Collected data entries:
##############################
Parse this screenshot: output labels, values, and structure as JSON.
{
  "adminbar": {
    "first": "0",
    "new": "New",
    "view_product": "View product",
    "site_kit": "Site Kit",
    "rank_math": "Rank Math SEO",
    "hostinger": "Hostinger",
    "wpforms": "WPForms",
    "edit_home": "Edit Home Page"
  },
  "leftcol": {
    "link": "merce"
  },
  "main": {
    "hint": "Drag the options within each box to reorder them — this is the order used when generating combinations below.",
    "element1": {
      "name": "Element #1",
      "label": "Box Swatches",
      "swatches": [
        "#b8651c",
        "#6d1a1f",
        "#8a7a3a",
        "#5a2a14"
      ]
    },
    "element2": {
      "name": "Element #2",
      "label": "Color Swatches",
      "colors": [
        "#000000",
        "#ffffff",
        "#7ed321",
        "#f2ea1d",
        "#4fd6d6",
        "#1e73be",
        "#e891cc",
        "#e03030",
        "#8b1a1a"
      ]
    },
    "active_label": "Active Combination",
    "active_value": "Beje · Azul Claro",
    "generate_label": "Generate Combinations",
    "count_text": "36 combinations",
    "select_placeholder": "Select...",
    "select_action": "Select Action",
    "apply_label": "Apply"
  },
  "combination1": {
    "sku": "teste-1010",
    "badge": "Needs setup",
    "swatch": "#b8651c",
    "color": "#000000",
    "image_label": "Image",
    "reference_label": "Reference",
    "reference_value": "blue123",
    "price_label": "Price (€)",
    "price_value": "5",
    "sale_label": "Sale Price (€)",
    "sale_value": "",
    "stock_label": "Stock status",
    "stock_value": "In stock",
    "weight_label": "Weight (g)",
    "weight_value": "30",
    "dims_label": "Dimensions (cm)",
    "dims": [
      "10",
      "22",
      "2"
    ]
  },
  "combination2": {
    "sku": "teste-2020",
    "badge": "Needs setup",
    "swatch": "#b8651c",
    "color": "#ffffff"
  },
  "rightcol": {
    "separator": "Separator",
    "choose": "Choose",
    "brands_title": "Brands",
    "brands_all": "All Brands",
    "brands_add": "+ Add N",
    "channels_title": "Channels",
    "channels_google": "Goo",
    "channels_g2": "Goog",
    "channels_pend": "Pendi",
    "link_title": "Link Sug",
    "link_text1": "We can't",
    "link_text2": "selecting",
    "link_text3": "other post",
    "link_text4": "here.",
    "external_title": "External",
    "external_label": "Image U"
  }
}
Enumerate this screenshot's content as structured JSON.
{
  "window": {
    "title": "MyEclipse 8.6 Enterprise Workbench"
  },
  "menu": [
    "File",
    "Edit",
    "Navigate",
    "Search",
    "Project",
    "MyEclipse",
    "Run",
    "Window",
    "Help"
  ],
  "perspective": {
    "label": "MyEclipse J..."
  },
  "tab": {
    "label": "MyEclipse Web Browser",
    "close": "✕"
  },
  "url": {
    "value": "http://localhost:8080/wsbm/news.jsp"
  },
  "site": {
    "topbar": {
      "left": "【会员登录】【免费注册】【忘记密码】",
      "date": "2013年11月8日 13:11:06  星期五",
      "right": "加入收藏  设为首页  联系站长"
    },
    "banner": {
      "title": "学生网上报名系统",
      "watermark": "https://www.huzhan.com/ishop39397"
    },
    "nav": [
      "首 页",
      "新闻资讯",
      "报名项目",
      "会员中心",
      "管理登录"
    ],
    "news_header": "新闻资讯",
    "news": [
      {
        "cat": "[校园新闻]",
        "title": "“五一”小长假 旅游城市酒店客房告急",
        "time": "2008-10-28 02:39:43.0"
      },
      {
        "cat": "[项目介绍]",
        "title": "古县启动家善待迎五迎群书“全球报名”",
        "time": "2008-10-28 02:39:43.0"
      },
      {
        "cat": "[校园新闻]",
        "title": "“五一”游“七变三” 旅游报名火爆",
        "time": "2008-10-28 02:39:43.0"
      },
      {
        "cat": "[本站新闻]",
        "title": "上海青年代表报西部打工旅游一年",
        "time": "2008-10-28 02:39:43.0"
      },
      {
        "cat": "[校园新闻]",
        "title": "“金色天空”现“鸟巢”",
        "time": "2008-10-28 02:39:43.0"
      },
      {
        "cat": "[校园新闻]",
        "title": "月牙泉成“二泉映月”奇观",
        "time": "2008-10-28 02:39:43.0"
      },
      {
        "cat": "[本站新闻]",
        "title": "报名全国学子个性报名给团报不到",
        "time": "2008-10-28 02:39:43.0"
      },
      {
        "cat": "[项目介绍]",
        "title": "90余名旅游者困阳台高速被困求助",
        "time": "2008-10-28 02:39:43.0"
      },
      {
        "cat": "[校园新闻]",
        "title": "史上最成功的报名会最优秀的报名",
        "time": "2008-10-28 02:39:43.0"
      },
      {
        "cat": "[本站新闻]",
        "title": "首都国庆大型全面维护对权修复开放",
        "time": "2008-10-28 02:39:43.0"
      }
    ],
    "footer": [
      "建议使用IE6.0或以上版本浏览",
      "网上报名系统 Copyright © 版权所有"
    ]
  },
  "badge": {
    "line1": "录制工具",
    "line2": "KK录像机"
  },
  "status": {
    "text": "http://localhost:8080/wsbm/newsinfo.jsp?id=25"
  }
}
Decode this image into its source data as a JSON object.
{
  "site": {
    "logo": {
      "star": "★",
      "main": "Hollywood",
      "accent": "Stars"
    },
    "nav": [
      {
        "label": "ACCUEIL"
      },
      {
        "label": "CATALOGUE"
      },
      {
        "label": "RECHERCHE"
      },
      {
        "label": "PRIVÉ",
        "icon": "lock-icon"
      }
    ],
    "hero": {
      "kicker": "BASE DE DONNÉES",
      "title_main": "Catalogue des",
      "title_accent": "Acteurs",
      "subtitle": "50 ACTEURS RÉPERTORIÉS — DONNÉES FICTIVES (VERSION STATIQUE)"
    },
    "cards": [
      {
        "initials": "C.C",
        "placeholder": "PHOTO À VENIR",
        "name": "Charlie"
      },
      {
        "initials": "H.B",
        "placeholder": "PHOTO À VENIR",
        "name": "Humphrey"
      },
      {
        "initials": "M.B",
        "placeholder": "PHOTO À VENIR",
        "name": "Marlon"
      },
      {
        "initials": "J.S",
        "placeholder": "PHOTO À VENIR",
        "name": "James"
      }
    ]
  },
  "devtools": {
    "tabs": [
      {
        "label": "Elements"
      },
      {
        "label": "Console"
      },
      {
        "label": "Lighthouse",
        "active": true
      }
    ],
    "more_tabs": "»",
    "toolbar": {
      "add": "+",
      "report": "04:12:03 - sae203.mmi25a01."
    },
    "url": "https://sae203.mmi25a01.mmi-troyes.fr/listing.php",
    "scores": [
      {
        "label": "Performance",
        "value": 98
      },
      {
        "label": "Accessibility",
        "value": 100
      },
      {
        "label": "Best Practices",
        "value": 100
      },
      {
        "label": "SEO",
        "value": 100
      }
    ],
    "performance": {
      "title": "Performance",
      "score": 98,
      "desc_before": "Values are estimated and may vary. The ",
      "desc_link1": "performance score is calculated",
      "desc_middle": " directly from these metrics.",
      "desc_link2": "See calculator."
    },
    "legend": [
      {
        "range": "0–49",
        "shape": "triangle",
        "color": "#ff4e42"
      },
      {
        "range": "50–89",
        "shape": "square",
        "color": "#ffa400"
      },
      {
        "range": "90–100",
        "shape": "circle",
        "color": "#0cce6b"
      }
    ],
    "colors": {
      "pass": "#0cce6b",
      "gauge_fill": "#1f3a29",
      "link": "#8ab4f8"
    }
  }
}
##############################
Short problem: The records above must be output exactly, in full.

Task answer:
Parse this screenshot: output labels, values, and structure as JSON.
{
  "adminbar": {
    "first": "0",
    "new": "New",
    "view_product": "View product",
    "site_kit": "Site Kit",
    "rank_math": "Rank Math SEO",
    "hostinger": "Hostinger",
    "wpforms": "WPForms",
    "edit_home": "Edit Home Page"
  },
  "leftcol": {
    "link": "merce"
  },
  "main": {
    "hint": "Drag the options within each box to reorder them — this is the order used when generating combinations below.",
    "element1": {
      "name": "Element #1",
      "label": "Box Swatches",
      "swatches": [
        "#b8651c",
        "#6d1a1f",
        "#8a7a3a",
        "#5a2a14"
      ]
    },
    "element2": {
      "name": "Element #2",
      "label": "Color Swatches",
      "colors": [
        "#000000",
        "#ffffff",
        "#7ed321",
        "#f2ea1d",
        "#4fd6d6",
        "#1e73be",
        "#e891cc",
        "#e03030",
        "#8b1a1a"
      ]
    },
    "active_label": "Active Combination",
    "active_value": "Beje · Azul Claro",
    "generate_label": "Generate Combinations",
    "count_text": "36 combinations",
    "select_placeholder": "Select...",
    "select_action": "Select Action",
    "apply_label": "Apply"
  },
  "combination1": {
    "sku": "teste-1010",
    "badge": "Needs setup",
    "swatch": "#b8651c",
    "color": "#000000",
    "image_label": "Image",
    "reference_label": "Reference",
    "reference_value": "blue123",
    "price_label": "Price (€)",
    "price_value": "5",
    "sale_label": "Sale Price (€)",
    "sale_value": "",
    "stock_label": "Stock status",
    "stock_value": "In stock",
    "weight_label": "Weight (g)",
    "weight_value": "30",
    "dims_label": "Dimensions (cm)",
    "dims": [
      "10",
      "22",
      "2"
    ]
  },
  "combination2": {
    "sku": "teste-2020",
    "badge": "Needs setup",
    "swatch": "#b8651c",
    "color": "#ffffff"
  },
  "rightcol": {
    "separator": "Separator",
    "choose": "Choose",
    "brands_title": "Brands",
    "brands_all": "All Brands",
    "brands_add": "+ Add N",
    "channels_title": "Channels",
    "channels_google": "Goo",
    "channels_g2": "Goog",
    "channels_pend": "Pendi",
    "link_title": "Link Sug",
    "link_text1": "We can't",
    "link_text2": "selecting",
    "link_text3": "other post",
    "link_text4": "here.",
    "external_title": "External",
    "external_label": "Image U"
  }
}
Enumerate this screenshot's content as structured JSON.
{
  "window": {
    "title": "MyEclipse 8.6 Enterprise Workbench"
  },
  "menu": [
    "File",
    "Edit",
    "Navigate",
    "Search",
    "Project",
    "MyEclipse",
    "Run",
    "Window",
    "Help"
  ],
  "perspective": {
    "label": "MyEclipse J..."
  },
  "tab": {
    "label": "MyEclipse Web Browser",
    "close": "✕"
  },
  "url": {
    "value": "http://localhost:8080/wsbm/news.jsp"
  },
  "site": {
    "topbar": {
      "left": "【会员登录】【免费注册】【忘记密码】",
      "date": "2013年11月8日 13:11:06  星期五",
      "right": "加入收藏  设为首页  联系站长"
    },
    "banner": {
      "title": "学生网上报名系统",
      "watermark": "https://www.huzhan.com/ishop39397"
    },
    "nav": [
      "首 页",
      "新闻资讯",
      "报名项目",
      "会员中心",
      "管理登录"
    ],
    "news_header": "新闻资讯",
    "news": [
      {
        "cat": "[校园新闻]",
        "title": "“五一”小长假 旅游城市酒店客房告急",
        "time": "2008-10-28 02:39:43.0"
      },
      {
        "cat": "[项目介绍]",
        "title": "古县启动家善待迎五迎群书“全球报名”",
        "time": "2008-10-28 02:39:43.0"
      },
      {
        "cat": "[校园新闻]",
        "title": "“五一”游“七变三” 旅游报名火爆",
        "time": "2008-10-28 02:39:43.0"
      },
      {
        "cat": "[本站新闻]",
        "title": "上海青年代表报西部打工旅游一年",
        "time": "2008-10-28 02:39:43.0"
      },
      {
        "cat": "[校园新闻]",
        "title": "“金色天空”现“鸟巢”",
        "time": "2008-10-28 02:39:43.0"
      },
      {
        "cat": "[校园新闻]",
        "title": "月牙泉成“二泉映月”奇观",
        "time": "2008-10-28 02:39:43.0"
      },
      {
        "cat": "[本站新闻]",
        "title": "报名全国学子个性报名给团报不到",
        "time": "2008-10-28 02:39:43.0"
      },
      {
        "cat": "[项目介绍]",
        "title": "90余名旅游者困阳台高速被困求助",
        "time": "2008-10-28 02:39:43.0"
      },
      {
        "cat": "[校园新闻]",
        "title": "史上最成功的报名会最优秀的报名",
        "time": "2008-10-28 02:39:43.0"
      },
      {
        "cat": "[本站新闻]",
        "title": "首都国庆大型全面维护对权修复开放",
        "time": "2008-10-28 02:39:43.0"
      }
    ],
    "footer": [
      "建议使用IE6.0或以上版本浏览",
      "网上报名系统 Copyright © 版权所有"
    ]
  },
  "badge": {
    "line1": "录制工具",
    "line2": "KK录像机"
  },
  "status": {
    "text": "http://localhost:8080/wsbm/newsinfo.jsp?id=25"
  }
}
Decode this image into its source data as a JSON object.
{
  "site": {
    "logo": {
      "star": "★",
      "main": "Hollywood",
      "accent": "Stars"
    },
    "nav": [
      {
        "label": "ACCUEIL"
      },
      {
        "label": "CATALOGUE"
      },
      {
        "label": "RECHERCHE"
      },
      {
        "label": "PRIVÉ",
        "icon": "lock-icon"
      }
    ],
    "hero": {
      "kicker": "BASE DE DONNÉES",
      "title_main": "Catalogue des",
      "title_accent": "Acteurs",
      "subtitle": "50 ACTEURS RÉPERTORIÉS — DONNÉES FICTIVES (VERSION STATIQUE)"
    },
    "cards": [
      {
        "initials": "C.C",
        "placeholder": "PHOTO À VENIR",
        "name": "Charlie"
      },
      {
        "initials": "H.B",
        "placeholder": "PHOTO À VENIR",
        "name": "Humphrey"
      },
      {
        "initials": "M.B",
        "placeholder": "PHOTO À VENIR",
        "name": "Marlon"
      },
      {
        "initials": "J.S",
        "placeholder": "PHOTO À VENIR",
        "name": "James"
      }
    ]
  },
  "devtools": {
    "tabs": [
      {
        "label": "Elements"
      },
      {
        "label": "Console"
      },
      {
        "label": "Lighthouse",
        "active": true
      }
    ],
    "more_tabs": "»",
    "toolbar": {
      "add": "+",
      "report": "04:12:03 - sae203.mmi25a01."
    },
    "url": "https://sae203.mmi25a01.mmi-troyes.fr/listing.php",
    "scores": [
      {
        "label": "Performance",
        "value": 98
      },
      {
        "label": "Accessibility",
        "value": 100
      },
      {
        "label": "Best Practices",
        "value": 100
      },
      {
        "label": "SEO",
        "value": 100
      }
    ],
    "performance": {
      "title": "Performance",
      "score": 98,
      "desc_before": "Values are estimated and may vary. The ",
      "desc_link1": "performance score is calculated",
      "desc_middle": " directly from these metrics.",
      "desc_link2": "See calculator."
    },
    "legend": [
      {
        "range": "0–49",
        "shape": "triangle",
        "color": "#ff4e42"
      },
      {
        "range": "50–89",
        "shape": "square",
        "color": "#ffa400"
      },
      {
        "range": "90–100",
        "shape": "circle",
        "color": "#0cce6b"
      }
    ],
    "colors": {
      "pass": "#0cce6b",
      "gauge_fill": "#1f3a29",
      "link": "#8ab4f8"
    }
  }
}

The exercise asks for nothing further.